MATERIAL FOR THIS TASK:
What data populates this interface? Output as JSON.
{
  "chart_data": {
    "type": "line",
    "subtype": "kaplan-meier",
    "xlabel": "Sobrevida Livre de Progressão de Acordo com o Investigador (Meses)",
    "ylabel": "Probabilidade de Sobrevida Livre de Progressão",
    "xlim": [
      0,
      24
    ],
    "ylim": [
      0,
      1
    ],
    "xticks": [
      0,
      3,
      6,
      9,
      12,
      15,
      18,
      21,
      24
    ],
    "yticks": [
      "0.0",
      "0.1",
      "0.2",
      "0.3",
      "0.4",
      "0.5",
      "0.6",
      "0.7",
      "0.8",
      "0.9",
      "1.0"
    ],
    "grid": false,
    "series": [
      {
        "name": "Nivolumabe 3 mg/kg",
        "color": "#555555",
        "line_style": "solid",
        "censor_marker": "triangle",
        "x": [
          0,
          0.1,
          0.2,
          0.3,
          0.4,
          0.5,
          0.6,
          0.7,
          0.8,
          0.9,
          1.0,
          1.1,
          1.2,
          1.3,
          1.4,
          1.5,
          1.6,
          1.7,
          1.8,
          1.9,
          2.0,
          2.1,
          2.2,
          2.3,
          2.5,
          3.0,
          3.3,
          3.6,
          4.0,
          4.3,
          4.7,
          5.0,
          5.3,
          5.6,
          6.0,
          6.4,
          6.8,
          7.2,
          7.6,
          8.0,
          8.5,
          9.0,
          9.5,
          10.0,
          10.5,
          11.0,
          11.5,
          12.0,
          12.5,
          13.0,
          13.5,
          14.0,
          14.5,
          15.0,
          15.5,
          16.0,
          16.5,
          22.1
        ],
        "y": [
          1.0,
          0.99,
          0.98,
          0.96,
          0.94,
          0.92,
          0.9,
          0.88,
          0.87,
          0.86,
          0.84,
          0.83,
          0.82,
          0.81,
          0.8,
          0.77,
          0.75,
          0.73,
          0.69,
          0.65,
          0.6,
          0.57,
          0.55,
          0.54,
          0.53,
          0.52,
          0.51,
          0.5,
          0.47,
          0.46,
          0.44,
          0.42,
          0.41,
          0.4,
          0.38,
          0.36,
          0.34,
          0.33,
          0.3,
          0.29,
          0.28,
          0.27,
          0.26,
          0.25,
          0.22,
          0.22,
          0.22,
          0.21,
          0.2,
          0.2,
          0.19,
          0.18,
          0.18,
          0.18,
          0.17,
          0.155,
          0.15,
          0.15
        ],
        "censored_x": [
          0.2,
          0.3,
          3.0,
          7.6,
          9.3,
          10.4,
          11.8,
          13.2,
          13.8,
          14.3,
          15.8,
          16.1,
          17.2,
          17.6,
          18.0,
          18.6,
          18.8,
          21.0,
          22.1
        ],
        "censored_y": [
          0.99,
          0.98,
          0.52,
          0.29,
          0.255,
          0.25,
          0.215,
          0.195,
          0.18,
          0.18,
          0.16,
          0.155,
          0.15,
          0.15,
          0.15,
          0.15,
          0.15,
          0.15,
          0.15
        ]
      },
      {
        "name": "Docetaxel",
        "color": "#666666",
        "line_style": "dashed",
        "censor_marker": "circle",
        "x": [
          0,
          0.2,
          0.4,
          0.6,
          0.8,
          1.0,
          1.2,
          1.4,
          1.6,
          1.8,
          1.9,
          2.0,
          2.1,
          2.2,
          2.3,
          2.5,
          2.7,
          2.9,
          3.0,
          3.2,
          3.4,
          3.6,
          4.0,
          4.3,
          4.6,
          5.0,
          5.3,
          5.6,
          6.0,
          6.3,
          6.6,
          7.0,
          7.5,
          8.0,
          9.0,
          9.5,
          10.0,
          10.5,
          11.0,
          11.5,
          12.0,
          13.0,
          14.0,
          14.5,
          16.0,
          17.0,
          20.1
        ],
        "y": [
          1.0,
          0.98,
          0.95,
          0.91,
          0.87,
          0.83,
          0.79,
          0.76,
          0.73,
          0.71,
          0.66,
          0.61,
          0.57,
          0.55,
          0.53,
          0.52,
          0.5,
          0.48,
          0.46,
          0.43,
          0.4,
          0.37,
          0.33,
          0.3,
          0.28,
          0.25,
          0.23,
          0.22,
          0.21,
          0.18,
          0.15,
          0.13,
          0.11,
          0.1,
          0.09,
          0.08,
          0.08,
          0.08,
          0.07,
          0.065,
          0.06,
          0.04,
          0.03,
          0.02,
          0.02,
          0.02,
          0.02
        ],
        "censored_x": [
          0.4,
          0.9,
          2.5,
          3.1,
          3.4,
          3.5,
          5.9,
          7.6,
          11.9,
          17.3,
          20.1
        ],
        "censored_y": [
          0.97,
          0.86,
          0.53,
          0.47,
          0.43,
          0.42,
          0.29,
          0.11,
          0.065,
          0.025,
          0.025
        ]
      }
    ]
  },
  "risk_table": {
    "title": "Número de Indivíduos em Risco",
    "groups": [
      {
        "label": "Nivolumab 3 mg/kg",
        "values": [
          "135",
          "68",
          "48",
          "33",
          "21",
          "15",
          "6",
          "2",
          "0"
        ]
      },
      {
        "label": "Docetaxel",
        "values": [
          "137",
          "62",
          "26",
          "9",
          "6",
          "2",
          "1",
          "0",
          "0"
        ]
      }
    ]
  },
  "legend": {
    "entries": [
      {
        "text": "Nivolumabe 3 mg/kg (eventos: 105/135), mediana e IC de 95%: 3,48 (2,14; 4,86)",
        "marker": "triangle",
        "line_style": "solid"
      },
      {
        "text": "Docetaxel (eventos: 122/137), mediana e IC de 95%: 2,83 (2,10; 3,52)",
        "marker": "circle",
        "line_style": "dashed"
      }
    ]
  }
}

SHORT EXERCISE: On how many lines does the word "name" appear? Answer with only the number.

WRITTEN RESPONSE: 2